╭─ Data provided

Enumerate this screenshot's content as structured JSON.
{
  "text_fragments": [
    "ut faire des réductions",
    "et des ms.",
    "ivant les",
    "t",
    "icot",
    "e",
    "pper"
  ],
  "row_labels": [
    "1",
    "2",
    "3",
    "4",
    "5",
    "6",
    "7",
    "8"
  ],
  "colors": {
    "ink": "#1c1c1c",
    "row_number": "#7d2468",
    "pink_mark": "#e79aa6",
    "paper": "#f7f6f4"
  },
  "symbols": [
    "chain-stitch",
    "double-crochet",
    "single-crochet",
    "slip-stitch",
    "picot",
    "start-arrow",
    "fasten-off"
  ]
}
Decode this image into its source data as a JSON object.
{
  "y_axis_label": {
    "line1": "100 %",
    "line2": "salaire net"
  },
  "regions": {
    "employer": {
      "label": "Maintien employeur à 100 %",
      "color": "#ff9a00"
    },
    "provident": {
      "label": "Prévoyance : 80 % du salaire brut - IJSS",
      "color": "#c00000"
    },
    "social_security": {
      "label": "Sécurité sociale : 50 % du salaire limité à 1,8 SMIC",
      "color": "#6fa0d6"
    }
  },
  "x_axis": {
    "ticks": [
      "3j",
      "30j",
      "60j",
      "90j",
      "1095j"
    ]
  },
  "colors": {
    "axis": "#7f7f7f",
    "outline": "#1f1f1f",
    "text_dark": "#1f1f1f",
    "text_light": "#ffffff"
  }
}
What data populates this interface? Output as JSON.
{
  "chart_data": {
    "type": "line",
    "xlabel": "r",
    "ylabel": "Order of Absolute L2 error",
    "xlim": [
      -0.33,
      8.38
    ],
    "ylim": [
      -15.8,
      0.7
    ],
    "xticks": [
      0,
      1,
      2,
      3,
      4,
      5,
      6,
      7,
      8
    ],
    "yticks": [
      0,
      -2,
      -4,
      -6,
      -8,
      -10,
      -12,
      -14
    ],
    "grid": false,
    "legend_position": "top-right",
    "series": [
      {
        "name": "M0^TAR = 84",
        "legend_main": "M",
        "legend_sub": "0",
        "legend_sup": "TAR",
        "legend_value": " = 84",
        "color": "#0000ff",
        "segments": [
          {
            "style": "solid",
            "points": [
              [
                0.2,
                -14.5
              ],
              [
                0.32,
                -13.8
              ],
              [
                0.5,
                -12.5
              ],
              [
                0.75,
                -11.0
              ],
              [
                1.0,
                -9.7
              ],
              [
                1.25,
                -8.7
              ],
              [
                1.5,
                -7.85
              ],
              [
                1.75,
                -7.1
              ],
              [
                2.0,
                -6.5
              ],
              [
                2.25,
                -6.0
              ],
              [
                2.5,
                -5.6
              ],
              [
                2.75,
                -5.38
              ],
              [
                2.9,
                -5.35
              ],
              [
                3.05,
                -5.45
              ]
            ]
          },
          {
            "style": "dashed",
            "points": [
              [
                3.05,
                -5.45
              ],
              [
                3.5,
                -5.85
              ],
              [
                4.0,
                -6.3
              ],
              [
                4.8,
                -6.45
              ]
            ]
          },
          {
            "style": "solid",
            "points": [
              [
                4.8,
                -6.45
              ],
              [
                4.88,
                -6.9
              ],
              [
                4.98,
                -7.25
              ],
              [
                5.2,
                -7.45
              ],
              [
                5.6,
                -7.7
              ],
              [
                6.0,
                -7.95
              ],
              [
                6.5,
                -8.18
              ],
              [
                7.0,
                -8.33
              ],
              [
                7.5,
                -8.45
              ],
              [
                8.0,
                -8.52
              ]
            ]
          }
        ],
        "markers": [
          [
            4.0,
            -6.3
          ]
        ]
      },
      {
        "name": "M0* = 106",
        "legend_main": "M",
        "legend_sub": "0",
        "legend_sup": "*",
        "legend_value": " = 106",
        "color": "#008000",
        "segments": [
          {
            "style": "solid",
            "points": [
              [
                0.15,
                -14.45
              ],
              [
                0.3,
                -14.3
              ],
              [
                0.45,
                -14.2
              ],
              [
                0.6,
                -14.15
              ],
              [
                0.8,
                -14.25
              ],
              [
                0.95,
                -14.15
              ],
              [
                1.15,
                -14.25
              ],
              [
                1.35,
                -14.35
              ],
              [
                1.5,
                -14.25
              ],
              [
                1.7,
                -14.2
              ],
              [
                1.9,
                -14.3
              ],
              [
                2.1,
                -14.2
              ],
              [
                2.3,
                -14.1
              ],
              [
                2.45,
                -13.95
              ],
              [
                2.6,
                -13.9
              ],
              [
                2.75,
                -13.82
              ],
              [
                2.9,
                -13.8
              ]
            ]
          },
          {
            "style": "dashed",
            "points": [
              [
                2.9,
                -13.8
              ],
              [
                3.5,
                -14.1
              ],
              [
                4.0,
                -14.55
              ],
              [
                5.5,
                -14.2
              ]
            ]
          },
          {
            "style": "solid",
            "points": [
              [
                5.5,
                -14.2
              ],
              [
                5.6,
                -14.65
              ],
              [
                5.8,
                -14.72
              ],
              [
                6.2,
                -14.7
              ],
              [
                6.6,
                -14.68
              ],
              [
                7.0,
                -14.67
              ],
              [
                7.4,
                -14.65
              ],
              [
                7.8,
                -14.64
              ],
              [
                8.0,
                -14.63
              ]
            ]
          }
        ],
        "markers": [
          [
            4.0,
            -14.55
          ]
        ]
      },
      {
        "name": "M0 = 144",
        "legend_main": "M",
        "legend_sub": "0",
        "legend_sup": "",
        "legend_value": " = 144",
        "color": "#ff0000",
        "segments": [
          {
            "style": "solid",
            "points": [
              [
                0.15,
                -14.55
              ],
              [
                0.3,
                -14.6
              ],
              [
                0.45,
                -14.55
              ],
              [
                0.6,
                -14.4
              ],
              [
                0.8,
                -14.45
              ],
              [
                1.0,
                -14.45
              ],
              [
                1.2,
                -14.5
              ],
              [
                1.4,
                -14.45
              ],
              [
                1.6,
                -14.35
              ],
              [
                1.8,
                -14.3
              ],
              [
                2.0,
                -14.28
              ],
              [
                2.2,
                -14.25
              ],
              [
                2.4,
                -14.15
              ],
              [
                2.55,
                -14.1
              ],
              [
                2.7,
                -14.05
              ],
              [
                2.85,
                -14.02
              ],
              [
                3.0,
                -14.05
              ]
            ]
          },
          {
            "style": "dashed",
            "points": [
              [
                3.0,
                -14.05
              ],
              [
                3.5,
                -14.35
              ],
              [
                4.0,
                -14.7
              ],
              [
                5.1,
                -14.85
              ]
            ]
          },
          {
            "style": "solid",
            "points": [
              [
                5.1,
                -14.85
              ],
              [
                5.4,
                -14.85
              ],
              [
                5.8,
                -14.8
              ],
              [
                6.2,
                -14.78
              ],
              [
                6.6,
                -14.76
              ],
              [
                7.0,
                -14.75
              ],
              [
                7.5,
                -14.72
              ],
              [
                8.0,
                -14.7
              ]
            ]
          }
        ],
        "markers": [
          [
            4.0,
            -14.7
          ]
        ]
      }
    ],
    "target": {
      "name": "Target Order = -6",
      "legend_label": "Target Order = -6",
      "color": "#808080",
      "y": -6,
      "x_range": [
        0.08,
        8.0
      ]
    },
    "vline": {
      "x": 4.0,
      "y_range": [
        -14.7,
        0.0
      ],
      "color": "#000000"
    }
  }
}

╰─

Written request: Please reproduce all of the entries exactly as they stand.

Task solution:
Enumerate this screenshot's content as structured JSON.
{
  "text_fragments": [
    "ut faire des réductions",
    "et des ms.",
    "ivant les",
    "t",
    "icot",
    "e",
    "pper"
  ],
  "row_labels": [
    "1",
    "2",
    "3",
    "4",
    "5",
    "6",
    "7",
    "8"
  ],
  "colors": {
    "ink": "#1c1c1c",
    "row_number": "#7d2468",
    "pink_mark": "#e79aa6",
    "paper": "#f7f6f4"
  },
  "symbols": [
    "chain-stitch",
    "double-crochet",
    "single-crochet",
    "slip-stitch",
    "picot",
    "start-arrow",
    "fasten-off"
  ]
}
Decode this image into its source data as a JSON object.
{
  "y_axis_label": {
    "line1": "100 %",
    "line2": "salaire net"
  },
  "regions": {
    "employer": {
      "label": "Maintien employeur à 100 %",
      "color": "#ff9a00"
    },
    "provident": {
      "label": "Prévoyance : 80 % du salaire brut - IJSS",
      "color": "#c00000"
    },
    "social_security": {
      "label": "Sécurité sociale : 50 % du salaire limité à 1,8 SMIC",
      "color": "#6fa0d6"
    }
  },
  "x_axis": {
    "ticks": [
      "3j",
      "30j",
      "60j",
      "90j",
      "1095j"
    ]
  },
  "colors": {
    "axis": "#7f7f7f",
    "outline": "#1f1f1f",
    "text_dark": "#1f1f1f",
    "text_light": "#ffffff"
  }
}
What data populates this interface? Output as JSON.
{
  "chart_data": {
    "type": "line",
    "xlabel": "r",
    "ylabel": "Order of Absolute L2 error",
    "xlim": [
      -0.33,
      8.38
    ],
    "ylim": [
      -15.8,
      0.7
    ],
    "xticks": [
      0,
      1,
      2,
      3,
      4,
      5,
      6,
      7,
      8
    ],
    "yticks": [
      0,
      -2,
      -4,
      -6,
      -8,
      -10,
      -12,
      -14
    ],
    "grid": false,
    "legend_position": "top-right",
    "series": [
      {
        "name": "M0^TAR = 84",
        "legend_main": "M",
        "legend_sub": "0",
        "legend_sup": "TAR",
        "legend_value": " = 84",
        "color": "#0000ff",
        "segments": [
          {
            "style": "solid",
            "points": [
              [
                0.2,
                -14.5
              ],
              [
                0.32,
                -13.8
              ],
              [
                0.5,
                -12.5
              ],
              [
                0.75,
                -11.0
              ],
              [
                1.0,
                -9.7
              ],
              [
                1.25,
                -8.7
              ],
              [
                1.5,
                -7.85
              ],
              [
                1.75,
                -7.1
              ],
              [
                2.0,
                -6.5
              ],
              [
                2.25,
                -6.0
              ],
              [
                2.5,
                -5.6
              ],
              [
                2.75,
                -5.38
              ],
              [
                2.9,
                -5.35
              ],
              [
                3.05,
                -5.45
              ]
            ]
          },
          {
            "style": "dashed",
            "points": [
              [
                3.05,
                -5.45
              ],
              [
                3.5,
                -5.85
              ],
              [
                4.0,
                -6.3
              ],
              [
                4.8,
                -6.45
              ]
            ]
          },
          {
            "style": "solid",
            "points": [
              [
                4.8,
                -6.45
              ],
              [
                4.88,
                -6.9
              ],
              [
                4.98,
                -7.25
              ],
              [
                5.2,
                -7.45
              ],
              [
                5.6,
                -7.7
              ],
              [
                6.0,
                -7.95
              ],
              [
                6.5,
                -8.18
              ],
              [
                7.0,
                -8.33
              ],
              [
                7.5,
                -8.45
              ],
              [
                8.0,
                -8.52
              ]
            ]
          }
        ],
        "markers": [
          [
            4.0,
            -6.3
          ]
        ]
      },
      {
        "name": "M0* = 106",
        "legend_main": "M",
        "legend_sub": "0",
        "legend_sup": "*",
        "legend_value": " = 106",
        "color": "#008000",
        "segments": [
          {
            "style": "solid",
            "points": [
              [
                0.15,
                -14.45
              ],
              [
                0.3,
                -14.3
              ],
              [
                0.45,
                -14.2
              ],
              [
                0.6,
                -14.15
              ],
              [
                0.8,
                -14.25
              ],
              [
                0.95,
                -14.15
              ],
              [
                1.15,
                -14.25
              ],
              [
                1.35,
                -14.35
              ],
              [
                1.5,
                -14.25
              ],
              [
                1.7,
                -14.2
              ],
              [
                1.9,
                -14.3
              ],
              [
                2.1,
                -14.2
              ],
              [
                2.3,
                -14.1
              ],
              [
                2.45,
                -13.95
              ],
              [
                2.6,
                -13.9
              ],
              [
                2.75,
                -13.82
              ],
              [
                2.9,
                -13.8
              ]
            ]
          },
          {
            "style": "dashed",
            "points": [
              [
                2.9,
                -13.8
              ],
              [
                3.5,
                -14.1
              ],
              [
                4.0,
                -14.55
              ],
              [
                5.5,
                -14.2
              ]
            ]
          },
          {
            "style": "solid",
            "points": [
              [
                5.5,
                -14.2
              ],
              [
                5.6,
                -14.65
              ],
              [
                5.8,
                -14.72
              ],
              [
                6.2,
                -14.7
              ],
              [
                6.6,
                -14.68
              ],
              [
                7.0,
                -14.67
              ],
              [
                7.4,
                -14.65
              ],
              [
                7.8,
                -14.64
              ],
              [
                8.0,
                -14.63
              ]
            ]
          }
        ],
        "markers": [
          [
            4.0,
            -14.55
          ]
        ]
      },
      {
        "name": "M0 = 144",
        "legend_main": "M",
        "legend_sub": "0",
        "legend_sup": "",
        "legend_value": " = 144",
        "color": "#ff0000",
        "segments": [
          {
            "style": "solid",
            "points": [
              [
                0.15,
                -14.55
              ],
              [
                0.3,
                -14.6
              ],
              [
                0.45,
                -14.55
              ],
              [
                0.6,
                -14.4
              ],
              [
                0.8,
                -14.45
              ],
              [
                1.0,
                -14.45
              ],
              [
                1.2,
                -14.5
              ],
              [
                1.4,
                -14.45
              ],
              [
                1.6,
                -14.35
              ],
              [
                1.8,
                -14.3
              ],
              [
                2.0,
                -14.28
              ],
              [
                2.2,
                -14.25
              ],
              [
                2.4,
                -14.15
              ],
              [
                2.55,
                -14.1
              ],
              [
                2.7,
                -14.05
              ],
              [
                2.85,
                -14.02
              ],
              [
                3.0,
                -14.05
              ]
            ]
          },
          {
            "style": "dashed",
            "points": [
              [
                3.0,
                -14.05
              ],
              [
                3.5,
                -14.35
              ],
              [
                4.0,
                -14.7
              ],
              [
                5.1,
                -14.85
              ]
            ]
          },
          {
            "style": "solid",
            "points": [
              [
                5.1,
                -14.85
              ],
              [
                5.4,
                -14.85
              ],
              [
                5.8,
                -14.8
              ],
              [
                6.2,
                -14.78
              ],
              [
                6.6,
                -14.76
              ],
              [
                7.0,
                -14.75
              ],
              [
                7.5,
                -14.72
              ],
              [
                8.0,
                -14.7
              ]
            ]
          }
        ],
        "markers": [
          [
            4.0,
            -14.7
          ]
        ]
      }
    ],
    "target": {
      "name": "Target Order = -6",
      "legend_label": "Target Order = -6",
      "color": "#808080",
      "y": -6,
      "x_range": [
        0.08,
        8.0
      ]
    },
    "vline": {
      "x": 4.0,
      "y_range": [
        -14.7,
        0.0
      ],
      "color": "#000000"
    }
  }
}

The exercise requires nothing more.